* begin *

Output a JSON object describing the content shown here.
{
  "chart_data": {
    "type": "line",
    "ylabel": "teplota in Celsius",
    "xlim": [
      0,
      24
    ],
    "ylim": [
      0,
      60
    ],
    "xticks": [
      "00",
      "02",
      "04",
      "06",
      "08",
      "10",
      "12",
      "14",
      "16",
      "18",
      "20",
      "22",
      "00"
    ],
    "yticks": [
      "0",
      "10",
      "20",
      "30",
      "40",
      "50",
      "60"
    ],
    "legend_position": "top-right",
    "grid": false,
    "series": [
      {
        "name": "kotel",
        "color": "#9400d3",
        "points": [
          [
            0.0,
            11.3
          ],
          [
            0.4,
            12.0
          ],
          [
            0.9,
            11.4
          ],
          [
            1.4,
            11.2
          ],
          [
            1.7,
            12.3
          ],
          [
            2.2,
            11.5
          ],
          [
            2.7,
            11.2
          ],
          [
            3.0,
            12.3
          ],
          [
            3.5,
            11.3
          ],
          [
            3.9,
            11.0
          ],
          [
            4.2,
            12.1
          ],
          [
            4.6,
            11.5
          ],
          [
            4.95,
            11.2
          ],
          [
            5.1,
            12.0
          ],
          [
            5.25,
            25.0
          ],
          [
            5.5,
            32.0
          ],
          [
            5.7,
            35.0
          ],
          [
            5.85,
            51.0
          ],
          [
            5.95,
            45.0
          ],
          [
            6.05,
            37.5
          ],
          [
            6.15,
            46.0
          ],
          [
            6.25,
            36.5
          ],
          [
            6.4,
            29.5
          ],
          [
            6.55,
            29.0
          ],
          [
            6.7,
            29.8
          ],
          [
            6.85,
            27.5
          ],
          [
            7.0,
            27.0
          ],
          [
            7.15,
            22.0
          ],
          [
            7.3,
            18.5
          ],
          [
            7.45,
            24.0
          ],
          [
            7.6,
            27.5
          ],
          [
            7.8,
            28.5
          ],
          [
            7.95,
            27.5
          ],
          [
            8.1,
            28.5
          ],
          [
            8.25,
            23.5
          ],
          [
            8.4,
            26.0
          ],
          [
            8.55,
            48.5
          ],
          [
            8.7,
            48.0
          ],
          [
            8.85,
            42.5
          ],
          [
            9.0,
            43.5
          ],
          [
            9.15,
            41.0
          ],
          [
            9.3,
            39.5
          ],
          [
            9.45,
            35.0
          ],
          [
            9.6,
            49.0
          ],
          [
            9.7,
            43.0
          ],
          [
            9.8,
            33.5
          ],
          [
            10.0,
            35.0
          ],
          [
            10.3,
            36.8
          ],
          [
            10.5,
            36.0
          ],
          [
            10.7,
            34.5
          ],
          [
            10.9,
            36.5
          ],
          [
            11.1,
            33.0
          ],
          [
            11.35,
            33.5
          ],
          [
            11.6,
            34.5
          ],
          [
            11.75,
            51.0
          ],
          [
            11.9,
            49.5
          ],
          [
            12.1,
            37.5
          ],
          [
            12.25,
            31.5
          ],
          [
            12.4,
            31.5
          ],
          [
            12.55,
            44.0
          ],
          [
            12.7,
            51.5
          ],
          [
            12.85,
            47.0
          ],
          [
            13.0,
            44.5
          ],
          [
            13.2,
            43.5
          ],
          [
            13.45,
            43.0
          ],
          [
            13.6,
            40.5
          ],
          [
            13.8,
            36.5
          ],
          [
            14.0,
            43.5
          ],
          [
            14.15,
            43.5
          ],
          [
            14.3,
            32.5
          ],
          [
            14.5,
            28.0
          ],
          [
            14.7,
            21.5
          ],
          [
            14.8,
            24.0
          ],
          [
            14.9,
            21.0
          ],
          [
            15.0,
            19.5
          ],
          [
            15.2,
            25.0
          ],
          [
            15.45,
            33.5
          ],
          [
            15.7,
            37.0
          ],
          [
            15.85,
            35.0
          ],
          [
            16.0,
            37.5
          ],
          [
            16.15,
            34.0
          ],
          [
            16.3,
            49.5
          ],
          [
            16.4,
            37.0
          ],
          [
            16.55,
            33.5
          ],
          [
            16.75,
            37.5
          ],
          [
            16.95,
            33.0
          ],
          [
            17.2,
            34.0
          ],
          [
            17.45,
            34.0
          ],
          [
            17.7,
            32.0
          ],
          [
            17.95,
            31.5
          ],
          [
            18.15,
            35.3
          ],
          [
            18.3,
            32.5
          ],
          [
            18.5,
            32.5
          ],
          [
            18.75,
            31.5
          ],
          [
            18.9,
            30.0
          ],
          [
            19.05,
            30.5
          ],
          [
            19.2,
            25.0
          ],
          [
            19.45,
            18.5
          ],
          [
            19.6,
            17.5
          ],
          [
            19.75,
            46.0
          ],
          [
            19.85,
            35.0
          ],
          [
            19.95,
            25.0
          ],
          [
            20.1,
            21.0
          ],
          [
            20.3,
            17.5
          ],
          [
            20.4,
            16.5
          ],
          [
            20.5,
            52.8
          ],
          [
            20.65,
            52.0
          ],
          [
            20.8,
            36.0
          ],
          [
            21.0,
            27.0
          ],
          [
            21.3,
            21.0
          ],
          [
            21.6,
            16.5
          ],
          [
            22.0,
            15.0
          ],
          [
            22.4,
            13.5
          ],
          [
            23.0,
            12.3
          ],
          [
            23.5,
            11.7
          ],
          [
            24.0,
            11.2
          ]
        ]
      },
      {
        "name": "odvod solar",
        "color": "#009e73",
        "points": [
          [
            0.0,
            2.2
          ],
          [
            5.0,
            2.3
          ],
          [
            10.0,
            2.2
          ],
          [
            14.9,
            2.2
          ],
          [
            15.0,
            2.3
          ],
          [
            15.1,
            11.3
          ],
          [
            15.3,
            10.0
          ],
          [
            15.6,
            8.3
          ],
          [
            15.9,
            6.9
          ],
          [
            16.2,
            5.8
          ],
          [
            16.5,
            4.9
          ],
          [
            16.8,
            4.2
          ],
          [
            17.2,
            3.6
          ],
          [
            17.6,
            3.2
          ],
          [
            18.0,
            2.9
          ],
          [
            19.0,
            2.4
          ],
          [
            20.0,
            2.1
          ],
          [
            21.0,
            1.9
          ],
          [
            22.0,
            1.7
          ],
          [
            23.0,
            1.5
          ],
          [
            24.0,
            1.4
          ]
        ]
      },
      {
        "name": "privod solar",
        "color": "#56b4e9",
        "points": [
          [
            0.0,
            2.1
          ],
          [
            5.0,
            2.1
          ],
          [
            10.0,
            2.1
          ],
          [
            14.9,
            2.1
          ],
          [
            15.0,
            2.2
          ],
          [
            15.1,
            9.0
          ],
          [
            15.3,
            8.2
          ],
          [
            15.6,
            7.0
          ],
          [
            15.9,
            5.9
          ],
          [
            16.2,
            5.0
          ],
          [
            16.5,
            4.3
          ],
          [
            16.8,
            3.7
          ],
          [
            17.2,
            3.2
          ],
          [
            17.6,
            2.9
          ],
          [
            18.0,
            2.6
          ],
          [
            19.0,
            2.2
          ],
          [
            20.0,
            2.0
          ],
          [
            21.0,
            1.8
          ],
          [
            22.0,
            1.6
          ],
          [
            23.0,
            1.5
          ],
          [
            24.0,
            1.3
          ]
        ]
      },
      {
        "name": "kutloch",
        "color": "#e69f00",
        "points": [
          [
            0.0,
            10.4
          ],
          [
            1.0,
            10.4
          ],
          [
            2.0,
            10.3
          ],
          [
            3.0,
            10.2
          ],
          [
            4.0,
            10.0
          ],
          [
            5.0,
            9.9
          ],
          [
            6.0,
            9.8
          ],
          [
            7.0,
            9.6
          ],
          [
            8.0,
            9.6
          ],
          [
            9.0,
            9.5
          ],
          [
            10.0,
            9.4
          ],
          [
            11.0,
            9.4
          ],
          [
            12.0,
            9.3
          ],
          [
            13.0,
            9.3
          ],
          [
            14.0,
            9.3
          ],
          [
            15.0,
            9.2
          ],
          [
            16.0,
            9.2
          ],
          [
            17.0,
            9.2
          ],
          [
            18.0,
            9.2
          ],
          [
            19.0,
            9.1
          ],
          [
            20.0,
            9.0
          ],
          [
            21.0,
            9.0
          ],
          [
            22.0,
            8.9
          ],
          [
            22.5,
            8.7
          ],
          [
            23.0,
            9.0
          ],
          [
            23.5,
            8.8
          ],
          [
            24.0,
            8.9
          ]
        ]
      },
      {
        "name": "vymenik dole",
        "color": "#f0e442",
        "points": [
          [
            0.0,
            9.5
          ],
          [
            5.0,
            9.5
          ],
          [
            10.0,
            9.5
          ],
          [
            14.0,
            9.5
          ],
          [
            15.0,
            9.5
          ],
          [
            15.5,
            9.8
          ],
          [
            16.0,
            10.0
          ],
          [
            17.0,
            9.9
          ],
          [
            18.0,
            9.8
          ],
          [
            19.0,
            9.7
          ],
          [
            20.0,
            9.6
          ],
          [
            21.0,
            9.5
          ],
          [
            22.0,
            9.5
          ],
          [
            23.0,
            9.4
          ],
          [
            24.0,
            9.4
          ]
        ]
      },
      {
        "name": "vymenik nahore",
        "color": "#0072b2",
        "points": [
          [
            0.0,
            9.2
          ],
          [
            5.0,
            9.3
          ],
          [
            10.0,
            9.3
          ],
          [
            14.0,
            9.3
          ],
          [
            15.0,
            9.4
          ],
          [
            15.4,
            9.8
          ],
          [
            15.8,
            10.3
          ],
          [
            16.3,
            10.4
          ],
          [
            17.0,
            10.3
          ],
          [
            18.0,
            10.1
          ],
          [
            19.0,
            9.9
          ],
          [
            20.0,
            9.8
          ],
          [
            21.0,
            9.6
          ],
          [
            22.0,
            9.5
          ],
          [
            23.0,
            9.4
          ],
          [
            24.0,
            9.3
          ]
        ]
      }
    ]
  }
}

* end *

* [Do this]
Lines from the records above that hold "vymenik" are the ones to list.

* [Task answer]
        "name": "vymenik dole",
        "name": "vymenik nahore",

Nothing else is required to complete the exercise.